#### [PROBLEM]
Locate all lines with the word "ВЛАСТИ". Copy them.

━━ DATA SUPPLIED ━━

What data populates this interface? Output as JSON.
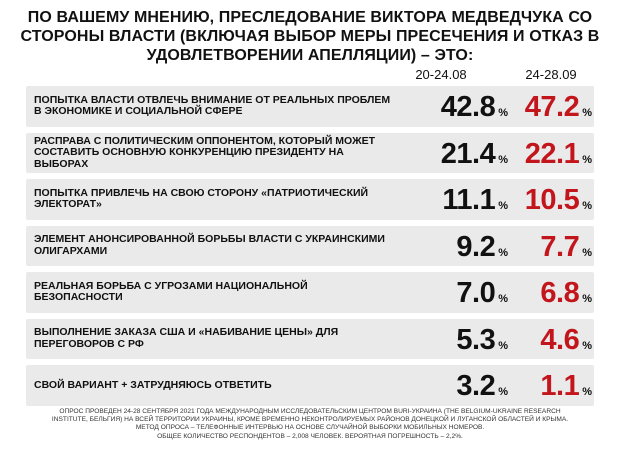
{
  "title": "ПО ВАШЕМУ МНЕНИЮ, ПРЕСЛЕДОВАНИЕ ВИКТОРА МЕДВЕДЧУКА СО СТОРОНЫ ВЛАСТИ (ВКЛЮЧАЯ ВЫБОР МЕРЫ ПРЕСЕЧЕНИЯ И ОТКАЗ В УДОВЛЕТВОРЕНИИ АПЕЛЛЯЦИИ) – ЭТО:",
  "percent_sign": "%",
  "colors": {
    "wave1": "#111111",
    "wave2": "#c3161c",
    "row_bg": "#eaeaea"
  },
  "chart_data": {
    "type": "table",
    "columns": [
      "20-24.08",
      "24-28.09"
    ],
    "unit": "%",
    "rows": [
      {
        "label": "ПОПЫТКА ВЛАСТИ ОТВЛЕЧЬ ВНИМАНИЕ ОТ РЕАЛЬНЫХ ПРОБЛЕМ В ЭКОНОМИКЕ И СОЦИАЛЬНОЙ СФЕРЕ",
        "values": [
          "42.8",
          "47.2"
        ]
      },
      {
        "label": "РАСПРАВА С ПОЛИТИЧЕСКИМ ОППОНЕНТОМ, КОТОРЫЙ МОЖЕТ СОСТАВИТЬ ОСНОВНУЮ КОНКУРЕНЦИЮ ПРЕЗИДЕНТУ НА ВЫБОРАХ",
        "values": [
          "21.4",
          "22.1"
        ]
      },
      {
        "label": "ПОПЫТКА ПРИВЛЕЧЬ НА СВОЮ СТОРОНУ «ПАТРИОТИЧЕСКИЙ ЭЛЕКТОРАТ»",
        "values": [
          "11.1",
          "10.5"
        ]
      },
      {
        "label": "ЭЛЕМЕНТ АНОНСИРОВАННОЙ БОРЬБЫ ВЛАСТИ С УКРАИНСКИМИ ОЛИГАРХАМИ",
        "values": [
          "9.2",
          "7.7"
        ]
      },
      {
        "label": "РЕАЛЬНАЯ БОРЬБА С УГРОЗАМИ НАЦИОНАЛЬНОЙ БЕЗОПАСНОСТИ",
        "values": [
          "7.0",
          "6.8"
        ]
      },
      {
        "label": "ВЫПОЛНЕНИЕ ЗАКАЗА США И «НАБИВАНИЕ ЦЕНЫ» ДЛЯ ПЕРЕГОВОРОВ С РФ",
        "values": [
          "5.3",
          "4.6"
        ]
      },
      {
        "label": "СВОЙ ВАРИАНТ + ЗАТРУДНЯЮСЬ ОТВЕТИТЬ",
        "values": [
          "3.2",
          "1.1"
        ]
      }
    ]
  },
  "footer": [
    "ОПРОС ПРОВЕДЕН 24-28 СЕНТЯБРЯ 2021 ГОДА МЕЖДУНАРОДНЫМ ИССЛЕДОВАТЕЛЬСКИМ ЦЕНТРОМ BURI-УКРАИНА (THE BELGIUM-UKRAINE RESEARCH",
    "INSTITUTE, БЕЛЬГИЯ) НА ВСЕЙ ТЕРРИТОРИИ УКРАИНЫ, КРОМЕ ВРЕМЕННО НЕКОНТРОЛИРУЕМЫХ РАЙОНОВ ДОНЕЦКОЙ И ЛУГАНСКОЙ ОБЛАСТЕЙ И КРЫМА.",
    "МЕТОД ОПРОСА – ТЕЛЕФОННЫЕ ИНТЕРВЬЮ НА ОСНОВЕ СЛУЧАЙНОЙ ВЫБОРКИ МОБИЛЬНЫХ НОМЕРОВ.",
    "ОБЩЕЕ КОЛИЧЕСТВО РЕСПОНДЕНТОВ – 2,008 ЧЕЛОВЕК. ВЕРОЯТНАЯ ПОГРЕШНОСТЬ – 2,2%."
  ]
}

━━━
━━ DATA SUPPLIED ━━

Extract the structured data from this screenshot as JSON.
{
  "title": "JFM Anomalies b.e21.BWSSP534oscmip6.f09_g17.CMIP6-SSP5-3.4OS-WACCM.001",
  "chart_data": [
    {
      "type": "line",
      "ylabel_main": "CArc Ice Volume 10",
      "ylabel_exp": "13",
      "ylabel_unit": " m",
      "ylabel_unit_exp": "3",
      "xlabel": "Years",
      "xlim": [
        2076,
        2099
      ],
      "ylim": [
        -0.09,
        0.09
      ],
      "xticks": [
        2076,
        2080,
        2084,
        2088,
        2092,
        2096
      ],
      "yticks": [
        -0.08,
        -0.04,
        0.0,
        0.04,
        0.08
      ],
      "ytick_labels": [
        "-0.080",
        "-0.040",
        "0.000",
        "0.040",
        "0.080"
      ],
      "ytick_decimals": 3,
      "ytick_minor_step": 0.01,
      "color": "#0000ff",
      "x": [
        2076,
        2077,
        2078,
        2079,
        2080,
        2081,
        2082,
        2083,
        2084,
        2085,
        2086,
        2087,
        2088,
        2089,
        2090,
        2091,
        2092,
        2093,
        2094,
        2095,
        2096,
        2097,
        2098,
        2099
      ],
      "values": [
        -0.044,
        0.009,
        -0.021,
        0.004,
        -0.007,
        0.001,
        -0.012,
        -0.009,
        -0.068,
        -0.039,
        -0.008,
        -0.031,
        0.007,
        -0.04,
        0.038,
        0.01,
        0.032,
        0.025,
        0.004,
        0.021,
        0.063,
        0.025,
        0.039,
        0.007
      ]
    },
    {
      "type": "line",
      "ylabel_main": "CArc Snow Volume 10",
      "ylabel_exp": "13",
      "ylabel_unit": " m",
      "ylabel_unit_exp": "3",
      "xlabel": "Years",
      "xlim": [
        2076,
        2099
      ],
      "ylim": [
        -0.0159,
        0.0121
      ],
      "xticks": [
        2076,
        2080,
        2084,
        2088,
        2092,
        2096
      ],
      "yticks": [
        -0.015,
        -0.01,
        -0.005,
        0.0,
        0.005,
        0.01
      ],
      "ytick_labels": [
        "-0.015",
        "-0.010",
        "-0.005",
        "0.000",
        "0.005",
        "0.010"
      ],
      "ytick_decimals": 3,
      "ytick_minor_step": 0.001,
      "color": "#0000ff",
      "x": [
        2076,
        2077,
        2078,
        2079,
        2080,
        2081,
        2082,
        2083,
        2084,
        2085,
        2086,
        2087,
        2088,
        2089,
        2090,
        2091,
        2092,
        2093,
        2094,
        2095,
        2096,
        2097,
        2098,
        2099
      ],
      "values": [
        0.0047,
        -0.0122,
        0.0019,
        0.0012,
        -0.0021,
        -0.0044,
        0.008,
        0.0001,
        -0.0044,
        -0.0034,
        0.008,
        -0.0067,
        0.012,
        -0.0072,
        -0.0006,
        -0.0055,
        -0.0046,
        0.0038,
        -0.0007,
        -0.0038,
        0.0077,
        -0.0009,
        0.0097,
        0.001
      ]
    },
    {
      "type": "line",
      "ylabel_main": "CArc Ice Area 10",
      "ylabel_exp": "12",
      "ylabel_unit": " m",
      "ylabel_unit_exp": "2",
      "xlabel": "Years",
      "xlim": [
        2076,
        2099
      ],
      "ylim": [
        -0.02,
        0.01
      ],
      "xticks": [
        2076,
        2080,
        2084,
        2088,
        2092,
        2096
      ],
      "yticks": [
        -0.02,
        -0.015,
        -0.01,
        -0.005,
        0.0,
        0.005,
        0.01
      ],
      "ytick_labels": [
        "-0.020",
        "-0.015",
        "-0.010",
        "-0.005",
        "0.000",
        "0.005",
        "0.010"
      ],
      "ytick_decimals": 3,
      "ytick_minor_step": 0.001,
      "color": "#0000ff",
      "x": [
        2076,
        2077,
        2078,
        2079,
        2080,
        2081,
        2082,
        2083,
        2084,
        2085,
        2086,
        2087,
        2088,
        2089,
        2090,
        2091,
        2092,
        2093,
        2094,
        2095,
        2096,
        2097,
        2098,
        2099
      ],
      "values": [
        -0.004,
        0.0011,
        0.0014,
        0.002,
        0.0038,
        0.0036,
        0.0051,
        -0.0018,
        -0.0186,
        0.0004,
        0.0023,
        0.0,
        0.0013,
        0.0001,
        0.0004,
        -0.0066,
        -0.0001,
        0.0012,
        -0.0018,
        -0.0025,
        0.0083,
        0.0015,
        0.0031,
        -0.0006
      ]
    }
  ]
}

━━━
━━ DATA SUPPLIED ━━

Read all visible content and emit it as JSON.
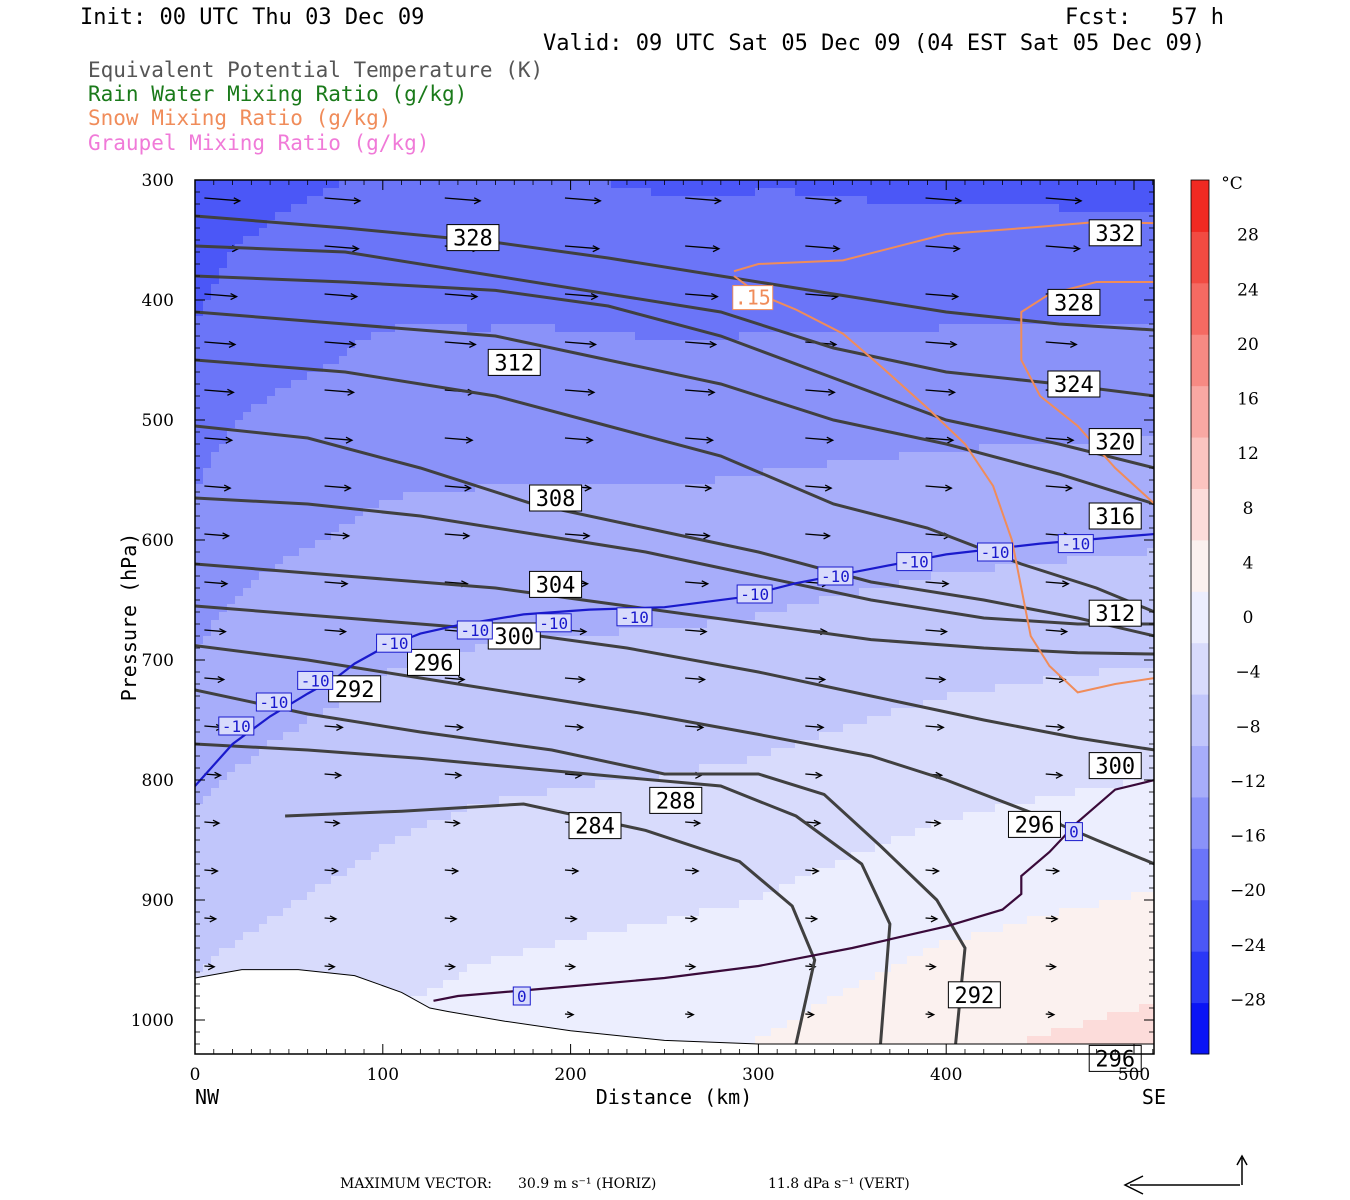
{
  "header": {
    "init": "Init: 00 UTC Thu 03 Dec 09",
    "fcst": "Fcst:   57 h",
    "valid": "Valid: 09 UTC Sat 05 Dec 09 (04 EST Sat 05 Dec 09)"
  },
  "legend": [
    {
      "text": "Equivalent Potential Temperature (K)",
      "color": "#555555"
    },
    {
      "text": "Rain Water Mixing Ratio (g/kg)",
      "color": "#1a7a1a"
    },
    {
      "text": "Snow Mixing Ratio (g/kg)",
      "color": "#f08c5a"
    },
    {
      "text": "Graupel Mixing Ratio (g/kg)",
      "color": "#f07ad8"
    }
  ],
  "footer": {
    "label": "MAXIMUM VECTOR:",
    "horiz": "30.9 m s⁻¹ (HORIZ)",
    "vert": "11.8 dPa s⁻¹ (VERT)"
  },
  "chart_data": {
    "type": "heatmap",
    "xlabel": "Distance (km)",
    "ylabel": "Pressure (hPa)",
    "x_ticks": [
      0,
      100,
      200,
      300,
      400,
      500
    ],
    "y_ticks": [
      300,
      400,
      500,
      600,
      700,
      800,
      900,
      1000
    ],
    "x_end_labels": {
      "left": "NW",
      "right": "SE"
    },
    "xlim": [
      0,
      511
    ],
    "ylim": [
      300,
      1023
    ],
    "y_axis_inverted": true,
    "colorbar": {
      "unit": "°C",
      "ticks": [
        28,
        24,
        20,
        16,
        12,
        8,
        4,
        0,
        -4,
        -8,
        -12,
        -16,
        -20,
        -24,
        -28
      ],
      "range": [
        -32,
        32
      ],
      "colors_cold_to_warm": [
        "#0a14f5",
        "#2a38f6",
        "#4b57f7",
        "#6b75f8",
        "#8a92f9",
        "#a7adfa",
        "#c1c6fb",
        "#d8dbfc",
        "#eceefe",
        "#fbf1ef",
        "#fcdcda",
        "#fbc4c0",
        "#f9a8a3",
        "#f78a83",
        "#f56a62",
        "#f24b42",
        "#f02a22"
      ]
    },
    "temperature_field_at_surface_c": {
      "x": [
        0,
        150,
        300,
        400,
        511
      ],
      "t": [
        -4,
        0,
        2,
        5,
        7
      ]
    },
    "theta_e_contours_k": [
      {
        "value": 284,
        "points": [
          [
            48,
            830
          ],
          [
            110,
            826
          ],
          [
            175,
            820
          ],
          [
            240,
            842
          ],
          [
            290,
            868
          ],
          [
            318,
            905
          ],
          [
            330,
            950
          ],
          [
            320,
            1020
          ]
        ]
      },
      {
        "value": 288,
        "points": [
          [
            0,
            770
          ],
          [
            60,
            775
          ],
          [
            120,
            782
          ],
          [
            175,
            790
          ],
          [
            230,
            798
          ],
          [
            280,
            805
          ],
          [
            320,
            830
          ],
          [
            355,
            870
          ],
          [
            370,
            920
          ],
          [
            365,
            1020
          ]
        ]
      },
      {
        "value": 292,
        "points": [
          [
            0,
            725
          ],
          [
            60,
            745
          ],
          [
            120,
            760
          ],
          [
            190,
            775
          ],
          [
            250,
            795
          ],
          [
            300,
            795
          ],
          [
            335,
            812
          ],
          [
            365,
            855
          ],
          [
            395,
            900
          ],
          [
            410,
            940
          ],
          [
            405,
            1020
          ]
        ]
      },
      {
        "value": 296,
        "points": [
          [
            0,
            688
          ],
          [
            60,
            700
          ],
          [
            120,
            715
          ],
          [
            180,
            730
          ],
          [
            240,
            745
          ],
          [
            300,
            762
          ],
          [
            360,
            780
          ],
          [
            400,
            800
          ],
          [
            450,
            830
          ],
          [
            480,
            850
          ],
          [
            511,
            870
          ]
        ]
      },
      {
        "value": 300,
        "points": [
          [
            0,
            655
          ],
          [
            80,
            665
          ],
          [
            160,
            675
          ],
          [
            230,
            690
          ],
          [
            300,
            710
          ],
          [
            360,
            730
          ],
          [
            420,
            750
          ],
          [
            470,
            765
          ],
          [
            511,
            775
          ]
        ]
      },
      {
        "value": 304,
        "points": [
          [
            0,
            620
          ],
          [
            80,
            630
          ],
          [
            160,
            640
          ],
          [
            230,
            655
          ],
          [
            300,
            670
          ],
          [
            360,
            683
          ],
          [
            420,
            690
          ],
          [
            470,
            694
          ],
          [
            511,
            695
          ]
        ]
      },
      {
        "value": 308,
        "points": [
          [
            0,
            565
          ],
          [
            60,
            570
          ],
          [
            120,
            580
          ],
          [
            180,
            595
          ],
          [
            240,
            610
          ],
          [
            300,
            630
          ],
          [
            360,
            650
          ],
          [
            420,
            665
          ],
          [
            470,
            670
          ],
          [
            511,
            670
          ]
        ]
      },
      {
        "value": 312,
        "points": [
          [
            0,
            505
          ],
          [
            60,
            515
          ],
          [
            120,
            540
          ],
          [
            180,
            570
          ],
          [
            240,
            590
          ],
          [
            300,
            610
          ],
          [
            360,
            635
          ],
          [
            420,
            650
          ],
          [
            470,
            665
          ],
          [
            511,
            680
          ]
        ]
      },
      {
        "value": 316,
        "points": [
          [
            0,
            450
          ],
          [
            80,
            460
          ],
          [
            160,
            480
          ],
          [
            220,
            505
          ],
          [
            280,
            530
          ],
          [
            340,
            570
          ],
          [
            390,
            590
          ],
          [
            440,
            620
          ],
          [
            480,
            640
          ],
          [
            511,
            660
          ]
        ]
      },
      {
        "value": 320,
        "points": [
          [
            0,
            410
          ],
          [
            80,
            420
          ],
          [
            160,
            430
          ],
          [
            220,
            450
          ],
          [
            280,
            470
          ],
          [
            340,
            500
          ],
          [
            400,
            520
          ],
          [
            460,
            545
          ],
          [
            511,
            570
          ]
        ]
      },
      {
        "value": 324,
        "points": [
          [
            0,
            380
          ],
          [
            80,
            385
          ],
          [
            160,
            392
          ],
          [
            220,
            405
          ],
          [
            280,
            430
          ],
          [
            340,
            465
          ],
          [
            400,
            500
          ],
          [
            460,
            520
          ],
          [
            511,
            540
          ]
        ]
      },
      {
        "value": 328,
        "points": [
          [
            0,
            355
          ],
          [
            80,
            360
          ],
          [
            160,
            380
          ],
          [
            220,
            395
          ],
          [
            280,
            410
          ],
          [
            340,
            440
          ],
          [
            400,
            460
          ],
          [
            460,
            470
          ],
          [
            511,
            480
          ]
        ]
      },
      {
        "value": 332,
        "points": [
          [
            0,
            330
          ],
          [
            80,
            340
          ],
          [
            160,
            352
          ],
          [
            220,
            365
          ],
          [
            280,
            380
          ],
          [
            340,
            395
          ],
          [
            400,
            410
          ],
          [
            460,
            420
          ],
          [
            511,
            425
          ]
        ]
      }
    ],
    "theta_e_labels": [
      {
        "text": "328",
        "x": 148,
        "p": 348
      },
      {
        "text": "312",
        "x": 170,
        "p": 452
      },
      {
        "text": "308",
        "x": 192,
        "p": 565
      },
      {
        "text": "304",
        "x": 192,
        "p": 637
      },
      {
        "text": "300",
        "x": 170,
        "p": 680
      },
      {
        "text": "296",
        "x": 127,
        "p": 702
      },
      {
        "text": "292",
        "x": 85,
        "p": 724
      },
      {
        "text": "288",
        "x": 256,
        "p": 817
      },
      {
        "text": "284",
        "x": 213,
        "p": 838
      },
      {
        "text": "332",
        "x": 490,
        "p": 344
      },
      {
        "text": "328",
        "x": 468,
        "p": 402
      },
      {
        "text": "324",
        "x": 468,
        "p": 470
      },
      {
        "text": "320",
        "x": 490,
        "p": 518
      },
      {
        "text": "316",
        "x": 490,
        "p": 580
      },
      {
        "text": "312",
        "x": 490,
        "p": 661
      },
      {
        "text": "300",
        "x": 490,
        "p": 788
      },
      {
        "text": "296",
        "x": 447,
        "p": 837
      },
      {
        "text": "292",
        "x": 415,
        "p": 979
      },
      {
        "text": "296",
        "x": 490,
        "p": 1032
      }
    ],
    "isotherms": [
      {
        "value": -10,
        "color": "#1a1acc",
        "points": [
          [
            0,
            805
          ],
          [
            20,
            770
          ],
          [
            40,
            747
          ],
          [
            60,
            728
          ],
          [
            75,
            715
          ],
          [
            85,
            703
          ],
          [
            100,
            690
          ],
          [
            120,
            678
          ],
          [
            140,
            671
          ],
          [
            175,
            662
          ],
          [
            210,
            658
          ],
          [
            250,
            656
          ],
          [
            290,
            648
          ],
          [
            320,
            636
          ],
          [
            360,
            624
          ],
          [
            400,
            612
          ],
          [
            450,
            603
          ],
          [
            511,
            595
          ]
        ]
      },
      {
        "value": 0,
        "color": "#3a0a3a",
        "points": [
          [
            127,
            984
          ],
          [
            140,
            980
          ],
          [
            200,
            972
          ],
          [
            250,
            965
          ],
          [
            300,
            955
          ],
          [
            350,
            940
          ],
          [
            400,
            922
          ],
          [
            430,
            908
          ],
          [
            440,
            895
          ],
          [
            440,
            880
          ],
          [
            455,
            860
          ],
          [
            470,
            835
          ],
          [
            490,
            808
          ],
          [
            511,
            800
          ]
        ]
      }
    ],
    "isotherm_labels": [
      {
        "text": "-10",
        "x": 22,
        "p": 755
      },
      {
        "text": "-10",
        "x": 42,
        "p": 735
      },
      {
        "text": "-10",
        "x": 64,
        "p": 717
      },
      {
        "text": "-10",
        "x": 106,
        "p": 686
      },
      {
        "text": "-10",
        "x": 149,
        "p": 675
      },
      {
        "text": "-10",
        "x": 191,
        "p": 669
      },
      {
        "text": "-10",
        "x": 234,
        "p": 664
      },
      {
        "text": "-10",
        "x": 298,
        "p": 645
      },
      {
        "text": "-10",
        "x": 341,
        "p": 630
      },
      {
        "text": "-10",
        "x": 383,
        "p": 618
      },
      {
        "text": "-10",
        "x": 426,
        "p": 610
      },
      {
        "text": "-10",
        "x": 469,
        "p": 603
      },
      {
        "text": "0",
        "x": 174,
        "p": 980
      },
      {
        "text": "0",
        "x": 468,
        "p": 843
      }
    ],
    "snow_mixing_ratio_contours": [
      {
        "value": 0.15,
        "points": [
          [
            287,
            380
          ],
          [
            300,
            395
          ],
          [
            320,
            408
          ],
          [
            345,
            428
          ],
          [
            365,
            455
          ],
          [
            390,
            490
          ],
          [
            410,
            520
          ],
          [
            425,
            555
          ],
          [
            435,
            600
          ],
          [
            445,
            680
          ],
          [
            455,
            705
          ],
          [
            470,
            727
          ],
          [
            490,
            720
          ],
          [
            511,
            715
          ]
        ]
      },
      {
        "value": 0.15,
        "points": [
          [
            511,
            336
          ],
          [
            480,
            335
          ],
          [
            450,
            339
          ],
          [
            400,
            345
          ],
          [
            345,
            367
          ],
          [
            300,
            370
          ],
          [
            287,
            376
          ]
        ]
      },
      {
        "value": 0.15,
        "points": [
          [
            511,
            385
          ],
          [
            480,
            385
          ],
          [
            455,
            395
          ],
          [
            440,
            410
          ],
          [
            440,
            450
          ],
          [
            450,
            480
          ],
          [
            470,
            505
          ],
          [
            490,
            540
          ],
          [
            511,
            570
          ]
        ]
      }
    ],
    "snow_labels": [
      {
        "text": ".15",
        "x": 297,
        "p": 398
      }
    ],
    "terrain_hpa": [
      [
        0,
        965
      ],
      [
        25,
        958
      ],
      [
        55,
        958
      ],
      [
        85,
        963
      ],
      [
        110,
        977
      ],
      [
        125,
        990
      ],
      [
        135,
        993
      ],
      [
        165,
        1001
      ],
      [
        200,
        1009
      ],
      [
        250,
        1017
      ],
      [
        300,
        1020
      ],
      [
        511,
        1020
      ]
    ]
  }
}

━━━

#### [ANSWER TO THIS TASK]
  "title": "ПО ВАШЕМУ МНЕНИЮ, ПРЕСЛЕДОВАНИЕ ВИКТОРА МЕДВЕДЧУКА СО СТОРОНЫ ВЛАСТИ (ВКЛЮЧАЯ ВЫБОР МЕРЫ ПРЕСЕЧЕНИЯ И ОТКАЗ В УДОВЛЕТВОРЕНИИ АПЕЛЛЯЦИИ) – ЭТО:",
        "label": "ПОПЫТКА ВЛАСТИ ОТВЛЕЧЬ ВНИМАНИЕ ОТ РЕАЛЬНЫХ ПРОБЛЕМ В ЭКОНОМИКЕ И СОЦИАЛЬНОЙ СФЕРЕ",
        "label": "ЭЛЕМЕНТ АНОНСИРОВАННОЙ БОРЬБЫ ВЛАСТИ С УКРАИНСКИМИ ОЛИГАРХАМИ",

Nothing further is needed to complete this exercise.